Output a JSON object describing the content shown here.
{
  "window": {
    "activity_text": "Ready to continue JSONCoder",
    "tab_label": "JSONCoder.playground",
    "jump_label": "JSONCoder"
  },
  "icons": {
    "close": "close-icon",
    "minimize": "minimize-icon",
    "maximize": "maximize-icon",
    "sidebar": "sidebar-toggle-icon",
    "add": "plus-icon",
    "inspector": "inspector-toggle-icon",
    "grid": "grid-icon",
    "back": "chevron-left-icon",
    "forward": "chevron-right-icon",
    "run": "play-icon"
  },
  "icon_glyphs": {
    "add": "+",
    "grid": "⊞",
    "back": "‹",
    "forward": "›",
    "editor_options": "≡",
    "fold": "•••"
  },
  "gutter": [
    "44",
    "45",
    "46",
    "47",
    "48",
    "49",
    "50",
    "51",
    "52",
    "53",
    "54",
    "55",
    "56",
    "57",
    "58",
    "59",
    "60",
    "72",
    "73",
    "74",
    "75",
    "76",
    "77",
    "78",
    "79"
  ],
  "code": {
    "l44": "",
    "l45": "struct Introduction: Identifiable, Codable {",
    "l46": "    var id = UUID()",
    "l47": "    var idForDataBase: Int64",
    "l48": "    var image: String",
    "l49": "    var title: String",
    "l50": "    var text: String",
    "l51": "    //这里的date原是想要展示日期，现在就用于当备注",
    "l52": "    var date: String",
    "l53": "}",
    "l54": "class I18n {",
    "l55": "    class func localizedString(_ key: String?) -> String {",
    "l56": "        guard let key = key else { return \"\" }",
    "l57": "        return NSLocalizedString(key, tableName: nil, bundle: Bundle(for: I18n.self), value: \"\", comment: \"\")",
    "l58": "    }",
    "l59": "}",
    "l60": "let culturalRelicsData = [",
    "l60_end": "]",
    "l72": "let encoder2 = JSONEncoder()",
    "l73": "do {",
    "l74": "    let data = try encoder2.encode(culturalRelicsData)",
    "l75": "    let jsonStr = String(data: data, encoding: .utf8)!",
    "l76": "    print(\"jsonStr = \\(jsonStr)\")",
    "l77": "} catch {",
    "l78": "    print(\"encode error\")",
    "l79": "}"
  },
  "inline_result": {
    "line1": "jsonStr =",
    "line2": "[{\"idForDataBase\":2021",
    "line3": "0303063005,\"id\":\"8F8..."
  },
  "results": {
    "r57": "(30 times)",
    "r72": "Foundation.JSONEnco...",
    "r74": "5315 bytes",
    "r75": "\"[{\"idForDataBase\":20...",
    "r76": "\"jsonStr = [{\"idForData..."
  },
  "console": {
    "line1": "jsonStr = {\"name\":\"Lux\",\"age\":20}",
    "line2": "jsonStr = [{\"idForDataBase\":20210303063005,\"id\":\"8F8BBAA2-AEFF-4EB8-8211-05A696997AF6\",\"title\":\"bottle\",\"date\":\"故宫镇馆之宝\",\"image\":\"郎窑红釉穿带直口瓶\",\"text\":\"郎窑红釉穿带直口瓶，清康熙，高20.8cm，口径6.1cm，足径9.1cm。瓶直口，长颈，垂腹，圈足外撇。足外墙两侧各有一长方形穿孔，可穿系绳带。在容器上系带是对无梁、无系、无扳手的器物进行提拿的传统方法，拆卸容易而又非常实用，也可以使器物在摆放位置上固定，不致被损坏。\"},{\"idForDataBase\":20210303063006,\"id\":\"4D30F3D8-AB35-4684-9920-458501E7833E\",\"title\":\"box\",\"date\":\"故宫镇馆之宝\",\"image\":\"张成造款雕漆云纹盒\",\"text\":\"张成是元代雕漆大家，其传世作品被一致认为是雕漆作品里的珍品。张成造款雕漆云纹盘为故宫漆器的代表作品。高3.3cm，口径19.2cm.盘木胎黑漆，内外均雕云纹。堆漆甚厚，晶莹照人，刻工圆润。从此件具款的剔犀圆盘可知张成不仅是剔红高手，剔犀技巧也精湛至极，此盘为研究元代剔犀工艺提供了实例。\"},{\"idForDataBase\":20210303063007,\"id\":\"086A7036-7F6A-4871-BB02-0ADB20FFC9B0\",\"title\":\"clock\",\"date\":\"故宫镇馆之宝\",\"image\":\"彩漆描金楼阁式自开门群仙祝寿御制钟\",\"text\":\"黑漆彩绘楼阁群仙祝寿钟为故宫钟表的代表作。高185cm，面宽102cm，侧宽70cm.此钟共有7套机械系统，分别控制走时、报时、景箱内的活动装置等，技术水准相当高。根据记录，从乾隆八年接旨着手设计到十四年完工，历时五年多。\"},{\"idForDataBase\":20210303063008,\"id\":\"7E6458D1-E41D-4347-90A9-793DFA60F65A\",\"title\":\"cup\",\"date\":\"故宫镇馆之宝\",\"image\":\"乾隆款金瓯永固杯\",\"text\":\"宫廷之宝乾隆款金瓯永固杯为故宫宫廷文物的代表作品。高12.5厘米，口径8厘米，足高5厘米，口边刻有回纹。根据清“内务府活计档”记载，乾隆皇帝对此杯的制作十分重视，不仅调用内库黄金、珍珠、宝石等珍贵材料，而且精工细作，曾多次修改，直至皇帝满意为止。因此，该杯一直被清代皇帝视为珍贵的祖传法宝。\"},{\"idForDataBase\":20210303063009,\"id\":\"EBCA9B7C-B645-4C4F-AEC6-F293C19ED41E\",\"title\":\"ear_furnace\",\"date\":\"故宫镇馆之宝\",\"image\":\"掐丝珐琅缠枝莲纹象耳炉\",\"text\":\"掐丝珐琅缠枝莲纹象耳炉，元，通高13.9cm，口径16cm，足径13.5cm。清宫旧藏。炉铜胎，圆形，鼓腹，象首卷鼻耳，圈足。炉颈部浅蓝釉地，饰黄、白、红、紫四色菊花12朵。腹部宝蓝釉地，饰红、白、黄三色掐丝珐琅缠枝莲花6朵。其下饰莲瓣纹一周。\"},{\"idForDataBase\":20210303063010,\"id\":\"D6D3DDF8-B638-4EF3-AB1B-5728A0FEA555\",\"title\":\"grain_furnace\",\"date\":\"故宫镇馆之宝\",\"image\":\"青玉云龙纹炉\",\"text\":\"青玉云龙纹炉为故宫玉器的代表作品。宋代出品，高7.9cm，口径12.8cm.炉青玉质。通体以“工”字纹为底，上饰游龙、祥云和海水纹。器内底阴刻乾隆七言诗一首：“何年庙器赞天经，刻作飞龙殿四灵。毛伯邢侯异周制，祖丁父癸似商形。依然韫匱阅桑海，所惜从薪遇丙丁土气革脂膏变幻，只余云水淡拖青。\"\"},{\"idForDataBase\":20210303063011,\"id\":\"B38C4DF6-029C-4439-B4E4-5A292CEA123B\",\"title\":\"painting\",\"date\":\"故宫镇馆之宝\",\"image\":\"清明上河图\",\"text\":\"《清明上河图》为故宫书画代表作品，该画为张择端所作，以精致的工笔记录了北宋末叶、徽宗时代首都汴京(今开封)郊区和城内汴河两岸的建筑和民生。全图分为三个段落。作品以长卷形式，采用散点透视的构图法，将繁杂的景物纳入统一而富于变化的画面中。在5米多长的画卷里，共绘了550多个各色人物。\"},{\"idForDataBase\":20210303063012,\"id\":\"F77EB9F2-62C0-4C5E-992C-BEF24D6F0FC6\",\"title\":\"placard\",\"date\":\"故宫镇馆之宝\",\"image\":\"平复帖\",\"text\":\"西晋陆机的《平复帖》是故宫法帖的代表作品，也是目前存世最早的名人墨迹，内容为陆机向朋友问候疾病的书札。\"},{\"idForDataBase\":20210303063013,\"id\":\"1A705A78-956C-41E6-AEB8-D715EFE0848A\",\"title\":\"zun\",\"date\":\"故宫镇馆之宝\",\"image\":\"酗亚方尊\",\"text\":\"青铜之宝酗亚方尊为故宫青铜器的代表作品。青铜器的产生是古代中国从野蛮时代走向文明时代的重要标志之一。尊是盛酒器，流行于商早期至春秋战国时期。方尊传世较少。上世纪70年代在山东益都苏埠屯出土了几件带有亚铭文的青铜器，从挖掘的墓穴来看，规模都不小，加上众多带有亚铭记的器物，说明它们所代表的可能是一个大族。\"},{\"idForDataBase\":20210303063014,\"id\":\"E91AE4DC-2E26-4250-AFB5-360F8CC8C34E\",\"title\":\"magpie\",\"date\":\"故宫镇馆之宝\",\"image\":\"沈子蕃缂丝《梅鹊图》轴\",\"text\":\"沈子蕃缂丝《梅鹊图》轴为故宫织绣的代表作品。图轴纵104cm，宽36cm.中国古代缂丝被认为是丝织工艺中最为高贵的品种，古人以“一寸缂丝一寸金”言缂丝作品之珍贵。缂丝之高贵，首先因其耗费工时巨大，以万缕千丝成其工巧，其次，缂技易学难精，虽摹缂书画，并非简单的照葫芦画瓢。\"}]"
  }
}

───

▸ TASK BRIEF
From the records given above, copy all lines containing "return".

▸ CORRECT RESPONSE
    "l56": "        guard let key = key else { return \"\" }",
    "l57": "        return NSLocalizedString(key, tableName: nil, bundle: Bundle(for: I18n.self), value: \"\", comment: \"\")",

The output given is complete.